### [What the exercise asks]
Search the material below for the string "content" and list each line that holds it.

### [Records provided]
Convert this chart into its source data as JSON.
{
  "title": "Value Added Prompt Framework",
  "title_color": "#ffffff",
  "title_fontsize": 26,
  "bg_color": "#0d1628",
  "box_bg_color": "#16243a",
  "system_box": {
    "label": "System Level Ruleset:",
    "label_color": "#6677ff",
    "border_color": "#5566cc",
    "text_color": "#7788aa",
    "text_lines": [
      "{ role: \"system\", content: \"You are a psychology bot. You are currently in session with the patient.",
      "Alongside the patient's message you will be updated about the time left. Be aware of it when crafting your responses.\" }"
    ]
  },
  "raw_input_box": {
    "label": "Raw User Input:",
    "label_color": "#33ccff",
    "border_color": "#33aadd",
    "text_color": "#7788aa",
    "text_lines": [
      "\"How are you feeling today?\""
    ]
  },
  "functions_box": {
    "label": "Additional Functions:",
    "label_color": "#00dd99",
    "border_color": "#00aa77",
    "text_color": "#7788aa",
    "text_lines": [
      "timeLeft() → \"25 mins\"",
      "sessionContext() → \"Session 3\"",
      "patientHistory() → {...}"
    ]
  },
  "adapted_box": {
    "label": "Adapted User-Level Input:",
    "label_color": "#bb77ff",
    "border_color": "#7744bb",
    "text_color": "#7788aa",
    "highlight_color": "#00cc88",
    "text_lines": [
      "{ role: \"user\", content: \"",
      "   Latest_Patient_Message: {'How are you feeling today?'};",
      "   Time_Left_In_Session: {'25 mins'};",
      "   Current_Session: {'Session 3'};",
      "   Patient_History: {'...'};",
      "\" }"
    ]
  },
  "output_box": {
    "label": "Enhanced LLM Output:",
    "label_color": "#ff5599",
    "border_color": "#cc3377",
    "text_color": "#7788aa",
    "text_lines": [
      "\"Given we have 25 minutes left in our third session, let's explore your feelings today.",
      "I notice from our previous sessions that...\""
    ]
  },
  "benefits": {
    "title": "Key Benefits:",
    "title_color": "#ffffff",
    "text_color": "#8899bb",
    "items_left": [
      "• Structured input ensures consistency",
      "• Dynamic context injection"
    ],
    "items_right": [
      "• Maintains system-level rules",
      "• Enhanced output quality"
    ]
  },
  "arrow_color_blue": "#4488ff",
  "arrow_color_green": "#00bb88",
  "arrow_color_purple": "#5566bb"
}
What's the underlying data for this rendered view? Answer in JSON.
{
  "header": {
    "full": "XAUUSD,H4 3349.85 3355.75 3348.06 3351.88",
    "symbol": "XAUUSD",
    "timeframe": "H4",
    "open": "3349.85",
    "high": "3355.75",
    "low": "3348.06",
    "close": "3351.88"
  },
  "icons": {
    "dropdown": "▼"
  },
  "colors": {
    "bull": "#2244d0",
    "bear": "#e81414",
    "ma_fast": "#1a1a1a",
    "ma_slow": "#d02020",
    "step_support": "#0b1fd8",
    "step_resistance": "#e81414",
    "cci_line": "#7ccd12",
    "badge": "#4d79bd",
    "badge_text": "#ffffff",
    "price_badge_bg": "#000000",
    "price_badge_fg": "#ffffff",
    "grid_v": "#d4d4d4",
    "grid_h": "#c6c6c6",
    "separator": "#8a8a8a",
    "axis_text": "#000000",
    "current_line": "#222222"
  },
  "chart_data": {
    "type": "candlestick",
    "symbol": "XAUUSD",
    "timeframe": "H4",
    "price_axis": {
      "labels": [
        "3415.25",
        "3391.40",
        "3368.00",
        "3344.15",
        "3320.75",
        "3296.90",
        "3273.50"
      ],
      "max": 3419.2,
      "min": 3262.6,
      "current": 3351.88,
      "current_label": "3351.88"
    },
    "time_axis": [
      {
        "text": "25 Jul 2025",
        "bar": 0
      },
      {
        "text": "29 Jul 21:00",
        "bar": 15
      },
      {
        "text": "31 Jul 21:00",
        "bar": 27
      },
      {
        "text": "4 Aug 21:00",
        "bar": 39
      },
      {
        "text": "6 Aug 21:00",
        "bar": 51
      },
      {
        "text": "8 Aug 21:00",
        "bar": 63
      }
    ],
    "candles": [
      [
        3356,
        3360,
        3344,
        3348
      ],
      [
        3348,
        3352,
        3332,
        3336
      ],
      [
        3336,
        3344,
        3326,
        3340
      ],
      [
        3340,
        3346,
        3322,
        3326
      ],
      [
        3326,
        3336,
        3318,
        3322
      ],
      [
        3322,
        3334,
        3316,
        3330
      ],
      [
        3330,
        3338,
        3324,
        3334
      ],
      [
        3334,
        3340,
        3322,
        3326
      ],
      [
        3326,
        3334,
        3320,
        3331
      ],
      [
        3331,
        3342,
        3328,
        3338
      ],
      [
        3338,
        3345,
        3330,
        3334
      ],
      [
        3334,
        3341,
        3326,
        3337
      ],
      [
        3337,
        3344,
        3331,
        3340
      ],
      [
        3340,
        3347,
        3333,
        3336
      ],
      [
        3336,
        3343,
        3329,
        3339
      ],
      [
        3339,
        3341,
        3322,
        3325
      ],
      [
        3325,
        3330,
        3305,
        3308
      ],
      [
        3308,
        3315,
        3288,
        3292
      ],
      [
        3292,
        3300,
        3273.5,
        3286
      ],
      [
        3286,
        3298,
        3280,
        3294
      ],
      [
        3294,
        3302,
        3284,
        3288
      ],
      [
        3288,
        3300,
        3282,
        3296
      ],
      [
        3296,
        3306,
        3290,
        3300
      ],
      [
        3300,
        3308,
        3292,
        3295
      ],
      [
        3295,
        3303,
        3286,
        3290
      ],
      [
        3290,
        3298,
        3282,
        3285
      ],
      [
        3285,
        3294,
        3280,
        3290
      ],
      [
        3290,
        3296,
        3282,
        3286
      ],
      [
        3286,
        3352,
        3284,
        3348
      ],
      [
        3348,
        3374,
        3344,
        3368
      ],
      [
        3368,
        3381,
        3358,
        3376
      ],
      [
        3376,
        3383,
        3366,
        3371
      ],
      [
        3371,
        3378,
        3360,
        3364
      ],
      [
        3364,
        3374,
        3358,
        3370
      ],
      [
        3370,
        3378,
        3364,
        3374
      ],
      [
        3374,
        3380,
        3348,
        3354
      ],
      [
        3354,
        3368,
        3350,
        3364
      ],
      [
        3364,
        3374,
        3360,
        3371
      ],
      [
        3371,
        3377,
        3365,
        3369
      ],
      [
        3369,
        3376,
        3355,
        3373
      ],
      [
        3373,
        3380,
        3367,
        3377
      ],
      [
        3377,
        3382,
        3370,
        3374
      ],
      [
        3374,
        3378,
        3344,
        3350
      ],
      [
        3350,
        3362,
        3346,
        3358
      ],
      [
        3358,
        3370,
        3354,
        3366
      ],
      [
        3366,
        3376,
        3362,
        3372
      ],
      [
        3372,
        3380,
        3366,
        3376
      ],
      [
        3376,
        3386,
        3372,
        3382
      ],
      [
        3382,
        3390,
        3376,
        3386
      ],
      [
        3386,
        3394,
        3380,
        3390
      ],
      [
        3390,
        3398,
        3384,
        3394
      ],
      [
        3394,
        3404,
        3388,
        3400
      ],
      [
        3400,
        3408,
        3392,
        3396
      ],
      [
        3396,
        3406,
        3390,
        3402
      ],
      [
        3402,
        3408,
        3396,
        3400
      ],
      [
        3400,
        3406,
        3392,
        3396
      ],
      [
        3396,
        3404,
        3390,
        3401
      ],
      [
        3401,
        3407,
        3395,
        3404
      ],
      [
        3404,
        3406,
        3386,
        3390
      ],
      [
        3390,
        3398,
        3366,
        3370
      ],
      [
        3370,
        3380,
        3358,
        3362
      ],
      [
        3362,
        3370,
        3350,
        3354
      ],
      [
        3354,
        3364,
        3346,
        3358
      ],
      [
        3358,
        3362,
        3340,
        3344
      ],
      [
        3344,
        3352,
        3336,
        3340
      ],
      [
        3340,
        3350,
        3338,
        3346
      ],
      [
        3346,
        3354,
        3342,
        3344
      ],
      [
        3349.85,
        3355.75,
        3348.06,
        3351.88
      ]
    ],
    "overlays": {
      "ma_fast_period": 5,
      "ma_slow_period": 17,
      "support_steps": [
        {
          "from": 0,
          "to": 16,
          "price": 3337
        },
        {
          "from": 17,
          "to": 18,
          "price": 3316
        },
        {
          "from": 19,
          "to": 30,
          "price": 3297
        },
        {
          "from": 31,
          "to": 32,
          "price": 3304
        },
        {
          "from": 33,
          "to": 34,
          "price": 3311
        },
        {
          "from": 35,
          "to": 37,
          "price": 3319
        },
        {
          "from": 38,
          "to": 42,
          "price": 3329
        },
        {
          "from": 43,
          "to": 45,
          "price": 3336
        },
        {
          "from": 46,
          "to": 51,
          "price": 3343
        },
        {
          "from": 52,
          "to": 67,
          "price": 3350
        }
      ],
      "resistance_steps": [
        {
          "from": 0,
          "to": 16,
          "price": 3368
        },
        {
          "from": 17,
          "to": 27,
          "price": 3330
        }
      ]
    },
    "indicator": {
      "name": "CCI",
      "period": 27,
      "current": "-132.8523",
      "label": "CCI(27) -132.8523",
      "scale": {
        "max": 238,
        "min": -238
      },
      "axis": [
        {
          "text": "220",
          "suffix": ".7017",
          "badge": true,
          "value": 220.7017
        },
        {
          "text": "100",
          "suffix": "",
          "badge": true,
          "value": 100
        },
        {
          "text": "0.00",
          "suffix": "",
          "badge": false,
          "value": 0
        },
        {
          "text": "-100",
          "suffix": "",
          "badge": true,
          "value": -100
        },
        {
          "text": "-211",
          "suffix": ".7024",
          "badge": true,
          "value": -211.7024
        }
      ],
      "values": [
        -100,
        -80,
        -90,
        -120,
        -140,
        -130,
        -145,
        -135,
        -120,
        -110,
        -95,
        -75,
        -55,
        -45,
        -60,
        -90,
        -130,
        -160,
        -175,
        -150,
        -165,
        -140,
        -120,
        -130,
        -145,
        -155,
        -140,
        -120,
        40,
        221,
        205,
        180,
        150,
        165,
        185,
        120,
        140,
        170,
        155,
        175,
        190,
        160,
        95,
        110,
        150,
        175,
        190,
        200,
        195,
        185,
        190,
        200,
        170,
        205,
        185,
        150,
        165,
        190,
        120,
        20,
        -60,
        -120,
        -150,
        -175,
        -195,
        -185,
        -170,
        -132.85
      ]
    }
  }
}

### [Task output]
      "{ role: \"system\", content: \"You are a psychology bot. You are currently in session with the patient.",
      "{ role: \"user\", content: \"",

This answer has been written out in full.